Exercise details.
Locate the lines of the listing below that hold "icon", then copy each of them.

Dataset entries.
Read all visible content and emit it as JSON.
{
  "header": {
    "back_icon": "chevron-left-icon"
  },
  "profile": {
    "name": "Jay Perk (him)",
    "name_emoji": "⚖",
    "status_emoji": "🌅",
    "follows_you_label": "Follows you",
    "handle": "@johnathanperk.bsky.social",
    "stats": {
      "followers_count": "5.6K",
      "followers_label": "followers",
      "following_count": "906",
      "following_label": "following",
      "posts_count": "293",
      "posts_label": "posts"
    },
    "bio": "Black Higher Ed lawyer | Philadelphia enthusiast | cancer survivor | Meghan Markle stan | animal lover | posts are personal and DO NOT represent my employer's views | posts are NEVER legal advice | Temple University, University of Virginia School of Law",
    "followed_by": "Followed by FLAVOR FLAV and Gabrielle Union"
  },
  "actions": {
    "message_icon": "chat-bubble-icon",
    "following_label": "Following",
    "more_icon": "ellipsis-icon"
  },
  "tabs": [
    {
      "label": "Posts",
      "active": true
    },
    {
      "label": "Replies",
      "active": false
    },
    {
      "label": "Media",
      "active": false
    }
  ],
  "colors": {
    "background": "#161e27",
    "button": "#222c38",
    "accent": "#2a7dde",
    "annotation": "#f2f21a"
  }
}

Solution for this problem.
    "back_icon": "chevron-left-icon"
    "message_icon": "chat-bubble-icon",
    "more_icon": "ellipsis-icon"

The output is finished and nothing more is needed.